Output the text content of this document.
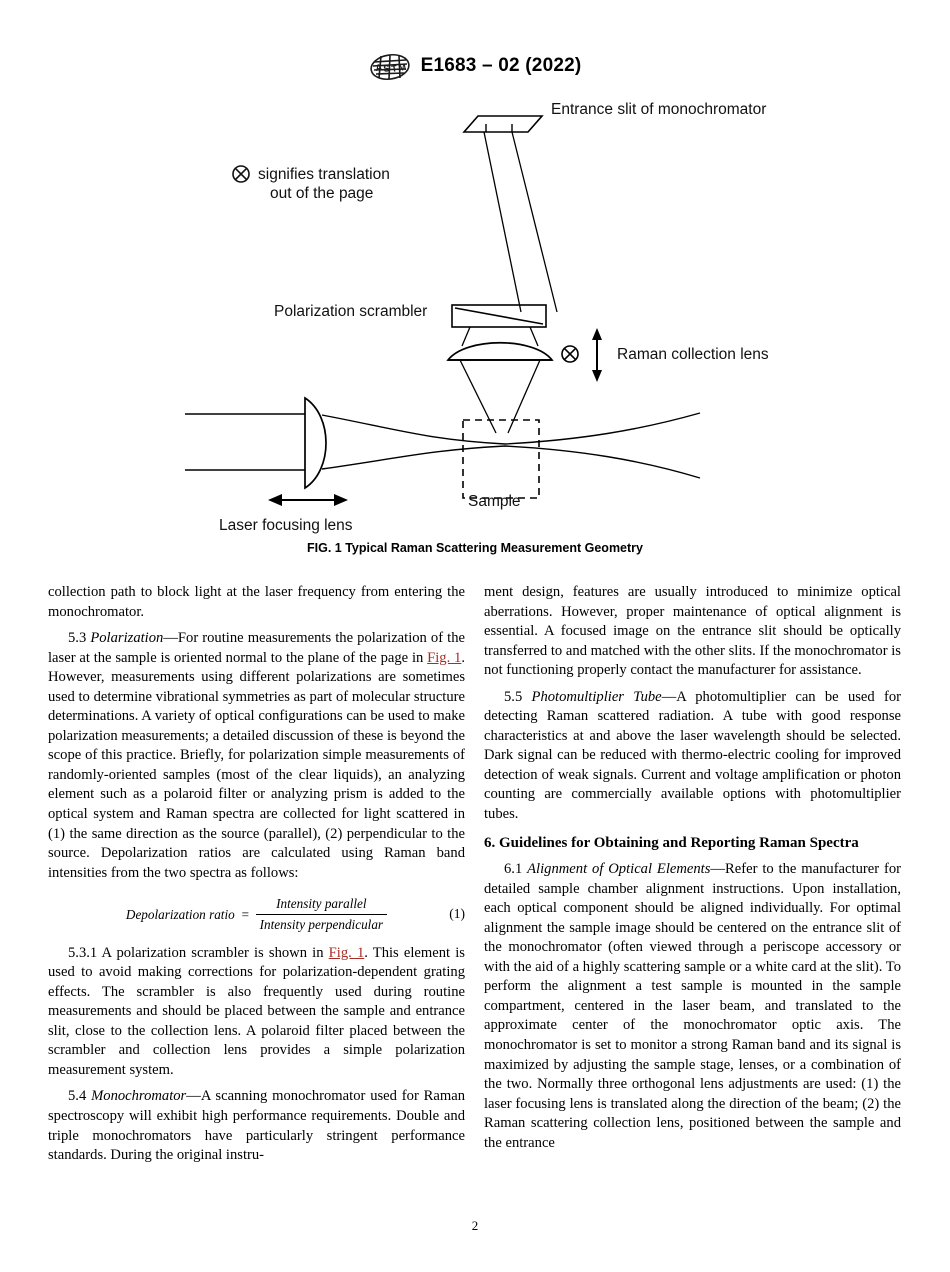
A S T M E1683 – 02 (2022)
Entrance slit of monochromator
signifies translation
out of the page
Polarization scrambler
Raman collection lens
Sample
Laser focusing lens
FIG. 1 Typical Raman Scattering Measurement Geometry

collection path to block light at the laser frequency from entering the monochromator.

5.3 Polarization—For routine measurements the polarization of the laser at the sample is oriented normal to the plane of the page in Fig. 1. However, measurements using different polarizations are sometimes used to determine vibrational symmetries as part of molecular structure determinations. A variety of optical configurations can be used to make polarization measurements; a detailed discussion of these is beyond the scope of this practice. Briefly, for polarization simple measurements of randomly-oriented samples (most of the clear liquids), an analyzing element such as a polaroid filter or analyzing prism is added to the optical system and Raman spectra are collected for light scattered in (1) the same direction as the source (parallel), (2) perpendicular to the source. Depolarization ratios are calculated using Raman band intensities from the two spectra as follows:

Depolarization ratio = $\frac{\text{Intensity parallel}}{\text{Intensity perpendicular}}$	(1)

5.3.1 A polarization scrambler is shown in Fig. 1. This element is used to avoid making corrections for polarization-dependent grating effects. The scrambler is also frequently used during routine measurements and should be placed between the sample and entrance slit, close to the collection lens. A polaroid filter placed between the scrambler and collection lens provides a simple polarization measurement system.

5.4 Monochromator—A scanning monochromator used for Raman spectroscopy will exhibit high performance requirements. Double and triple monochromators have particularly stringent performance standards. During the original instru-

ment design, features are usually introduced to minimize optical aberrations. However, proper maintenance of optical alignment is essential. A focused image on the entrance slit should be optically transferred to and matched with the other slits. If the monochromator is not functioning properly contact the manufacturer for assistance.

5.5 Photomultiplier Tube—A photomultiplier can be used for detecting Raman scattered radiation. A tube with good response characteristics at and above the laser wavelength should be selected. Dark signal can be reduced with thermo-electric cooling for improved detection of weak signals. Current and voltage amplification or photon counting are commercially available options with photomultiplier tubes.

6. Guidelines for Obtaining and Reporting Raman Spectra

6.1 Alignment of Optical Elements—Refer to the manufacturer for detailed sample chamber alignment instructions. Upon installation, each optical component should be aligned individually. For optimal alignment the sample image should be centered on the entrance slit of the monochromator (often viewed through a periscope accessory or with the aid of a highly scattering sample or a white card at the slit). To perform the alignment a test sample is mounted in the sample compartment, centered in the laser beam, and translated to the approximate center of the monochromator optic axis. The monochromator is set to monitor a strong Raman band and its signal is maximized by adjusting the sample stage, lenses, or a combination of the two. Normally three orthogonal lens adjustments are used: (1) the laser focusing lens is translated along the direction of the beam; (2) the Raman scattering collection lens, positioned between the sample and the entrance

2
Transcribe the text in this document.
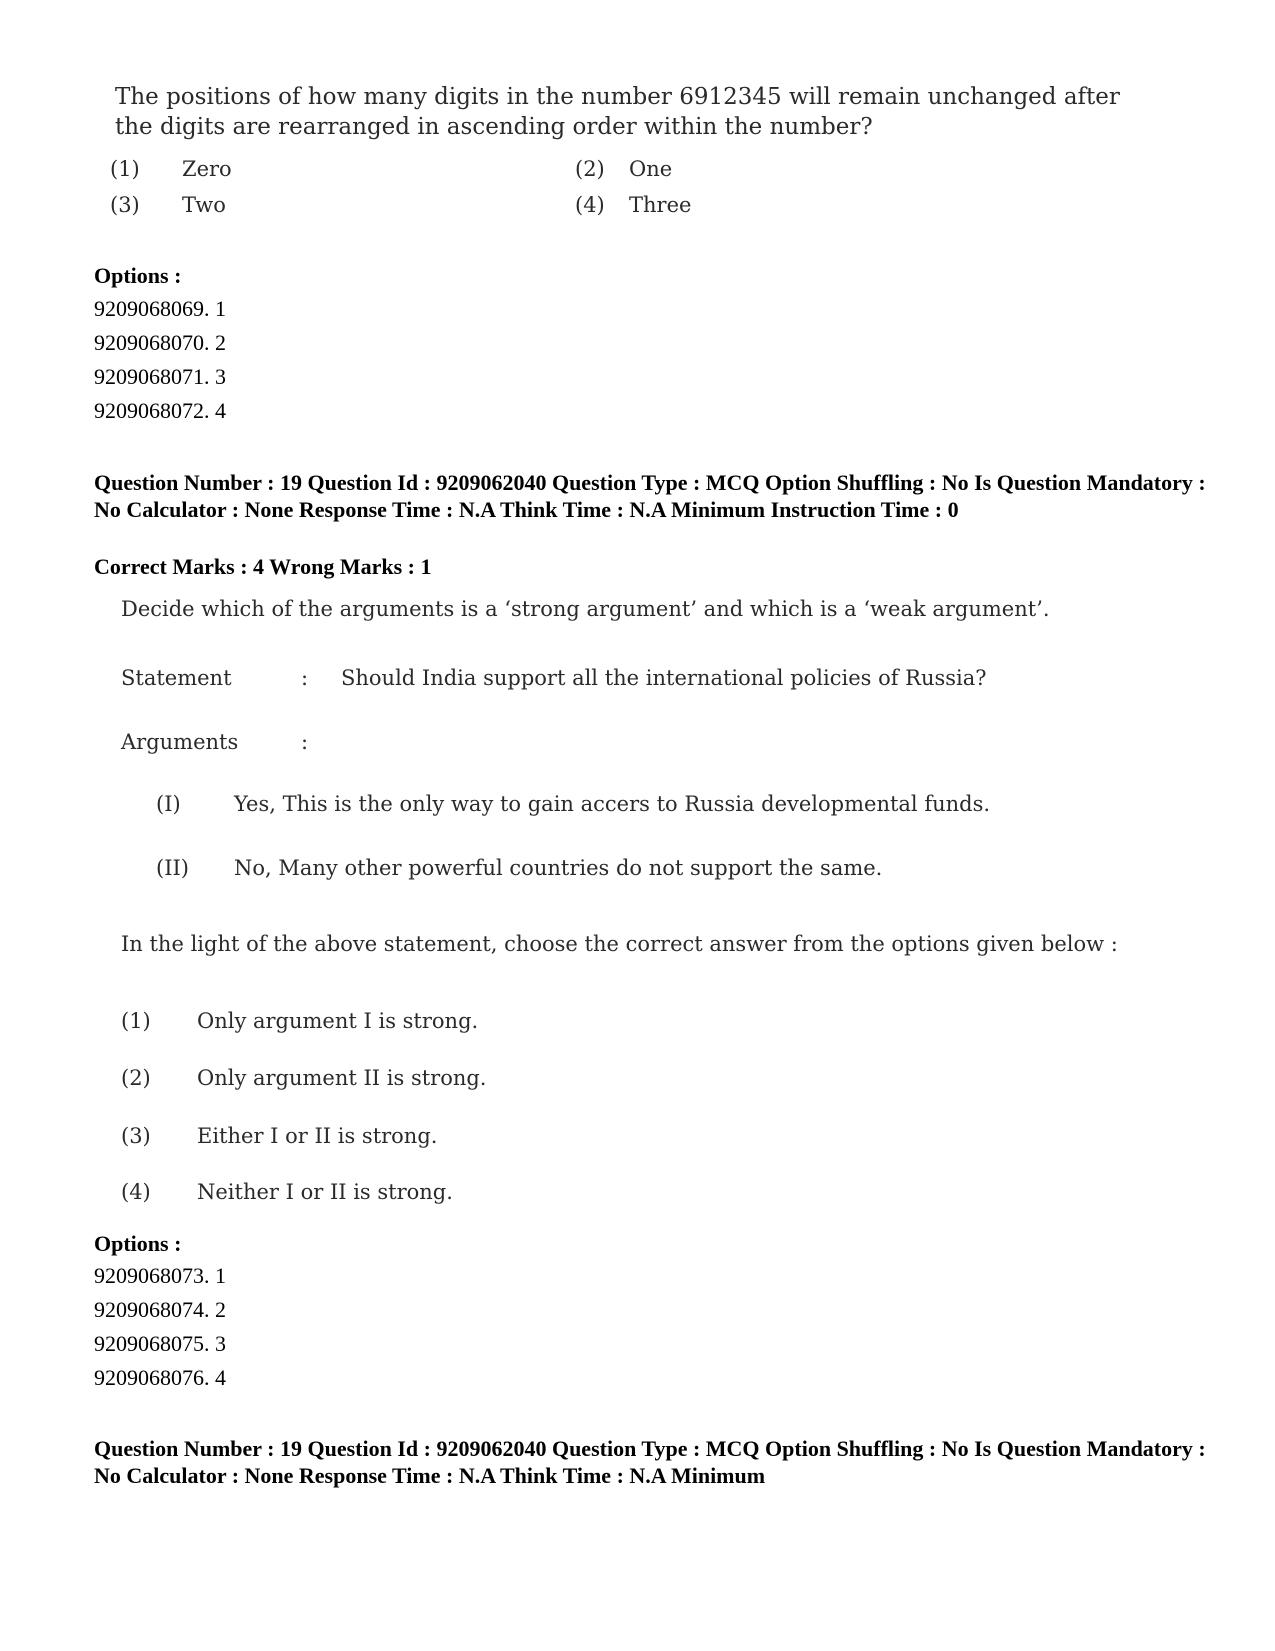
The positions of how many digits in the number 6912345 will remain unchanged after the digits are rearranged in ascending order within the number?
(1)	Zero	(2)	One
(3)	Two	(4)	Three
Options :
9209068069. 1
9209068070. 2
9209068071. 3
9209068072. 4
Question Number : 19 Question Id : 9209062040 Question Type : MCQ Option Shuffling : No Is Question Mandatory : No Calculator : None Response Time : N.A Think Time : N.A Minimum Instruction Time : 0
Correct Marks : 4 Wrong Marks : 1
Decide which of the arguments is a ‘strong argument’ and which is a ‘weak argument’.
Statement	: Should India support all the international policies of Russia?
Arguments	:
(I)	Yes, This is the only way to gain accers to Russia developmental funds.
(II) No, Many other powerful countries do not support the same.
In the light of the above statement, choose the correct answer from the options given below :
(1) Only argument I is strong.
(2) Only argument II is strong.
(3) Either I or II is strong.
(4) Neither I or II is strong.
Options :
9209068073. 1
9209068074. 2
9209068075. 3
9209068076. 4
Question Number : 19 Question Id : 9209062040 Question Type : MCQ Option Shuffling : No Is Question Mandatory : No Calculator : None Response Time : N.A Think Time : N.A Minimum
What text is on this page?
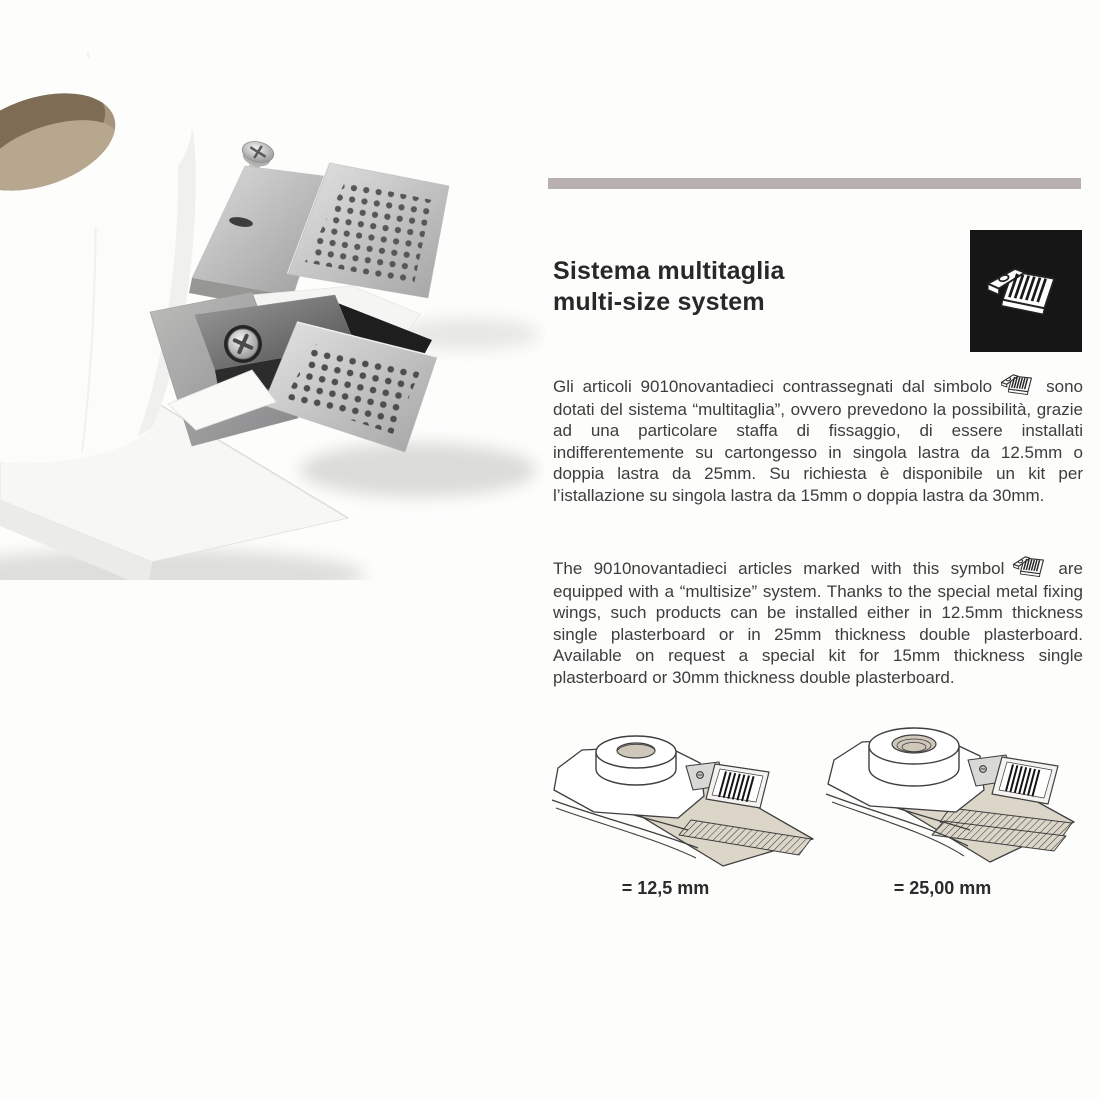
Sistema multitaglia
multi-size system

Gli articoli 9010novantadieci contrassegnati dal simbolo	sono dotati del sistema “multitaglia”, ovvero prevedono la possibilità, grazie ad una particolare staffa di fissaggio, di essere installati indifferentemente su cartongesso in singola lastra da 12.5mm o doppia lastra da 25mm. Su richiesta è disponibile un kit per l’istallazione su singola lastra da 15mm o doppia lastra da 30mm.

The 9010novantadieci articles marked with this symbol	are equipped with a “multisize” system. Thanks to the special metal fixing wings, such products can be installed either in 12.5mm thickness single plasterboard or in 25mm thickness double plasterboard. Available on request a special kit for 15mm thickness single plasterboard or 30mm thickness double plasterboard.

= 12,5 mm	= 25,00 mm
-*-
Pictures don't belong in the copy. Restate all the entries exactly.

Output the text content of this document.
A S T M E1683 – 02 (2022)
Entrance slit of monochromator
signifies translation
out of the page
Polarization scrambler
Raman collection lens
Sample
Laser focusing lens
FIG. 1 Typical Raman Scattering Measurement Geometry

collection path to block light at the laser frequency from entering the monochromator.

5.3 Polarization—For routine measurements the polarization of the laser at the sample is oriented normal to the plane of the page in Fig. 1. However, measurements using different polarizations are sometimes used to determine vibrational symmetries as part of molecular structure determinations. A variety of optical configurations can be used to make polarization measurements; a detailed discussion of these is beyond the scope of this practice. Briefly, for polarization simple measurements of randomly-oriented samples (most of the clear liquids), an analyzing element such as a polaroid filter or analyzing prism is added to the optical system and Raman spectra are collected for light scattered in (1) the same direction as the source (parallel), (2) perpendicular to the source. Depolarization ratios are calculated using Raman band intensities from the two spectra as follows:

Depolarization ratio = $\frac{\text{Intensity parallel}}{\text{Intensity perpendicular}}$	(1)

5.3.1 A polarization scrambler is shown in Fig. 1. This element is used to avoid making corrections for polarization-dependent grating effects. The scrambler is also frequently used during routine measurements and should be placed between the sample and entrance slit, close to the collection lens. A polaroid filter placed between the scrambler and collection lens provides a simple polarization measurement system.

5.4 Monochromator—A scanning monochromator used for Raman spectroscopy will exhibit high performance requirements. Double and triple monochromators have particularly stringent performance standards. During the original instru-

ment design, features are usually introduced to minimize optical aberrations. However, proper maintenance of optical alignment is essential. A focused image on the entrance slit should be optically transferred to and matched with the other slits. If the monochromator is not functioning properly contact the manufacturer for assistance.

5.5 Photomultiplier Tube—A photomultiplier can be used for detecting Raman scattered radiation. A tube with good response characteristics at and above the laser wavelength should be selected. Dark signal can be reduced with thermo-electric cooling for improved detection of weak signals. Current and voltage amplification or photon counting are commercially available options with photomultiplier tubes.

6. Guidelines for Obtaining and Reporting Raman Spectra

6.1 Alignment of Optical Elements—Refer to the manufacturer for detailed sample chamber alignment instructions. Upon installation, each optical component should be aligned individually. For optimal alignment the sample image should be centered on the entrance slit of the monochromator (often viewed through a periscope accessory or with the aid of a highly scattering sample or a white card at the slit). To perform the alignment a test sample is mounted in the sample compartment, centered in the laser beam, and translated to the approximate center of the monochromator optic axis. The monochromator is set to monitor a strong Raman band and its signal is maximized by adjusting the sample stage, lenses, or a combination of the two. Normally three orthogonal lens adjustments are used: (1) the laser focusing lens is translated along the direction of the beam; (2) the Raman scattering collection lens, positioned between the sample and the entrance

2
Transcribe the text in this document.
The positions of how many digits in the number 6912345 will remain unchanged after the digits are rearranged in ascending order within the number?
(1)	Zero	(2)	One
(3)	Two	(4)	Three
Options :
9209068069. 1
9209068070. 2
9209068071. 3
9209068072. 4
Question Number : 19 Question Id : 9209062040 Question Type : MCQ Option Shuffling : No Is Question Mandatory : No Calculator : None Response Time : N.A Think Time : N.A Minimum Instruction Time : 0
Correct Marks : 4 Wrong Marks : 1
Decide which of the arguments is a ‘strong argument’ and which is a ‘weak argument’.
Statement	: Should India support all the international policies of Russia?
Arguments	:
(I)	Yes, This is the only way to gain accers to Russia developmental funds.
(II) No, Many other powerful countries do not support the same.
In the light of the above statement, choose the correct answer from the options given below :
(1) Only argument I is strong.
(2) Only argument II is strong.
(3) Either I or II is strong.
(4) Neither I or II is strong.
Options :
9209068073. 1
9209068074. 2
9209068075. 3
9209068076. 4
Question Number : 19 Question Id : 9209062040 Question Type : MCQ Option Shuffling : No Is Question Mandatory : No Calculator : None Response Time : N.A Think Time : N.A Minimum
What text is on this page?
Sistema multitaglia
multi-size system

Gli articoli 9010novantadieci contrassegnati dal simbolo	sono dotati del sistema “multitaglia”, ovvero prevedono la possibilità, grazie ad una particolare staffa di fissaggio, di essere installati indifferentemente su cartongesso in singola lastra da 12.5mm o doppia lastra da 25mm. Su richiesta è disponibile un kit per l’istallazione su singola lastra da 15mm o doppia lastra da 30mm.

The 9010novantadieci articles marked with this symbol	are equipped with a “multisize” system. Thanks to the special metal fixing wings, such products can be installed either in 12.5mm thickness single plasterboard or in 25mm thickness double plasterboard. Available on request a special kit for 15mm thickness single plasterboard or 30mm thickness double plasterboard.

= 12,5 mm	= 25,00 mm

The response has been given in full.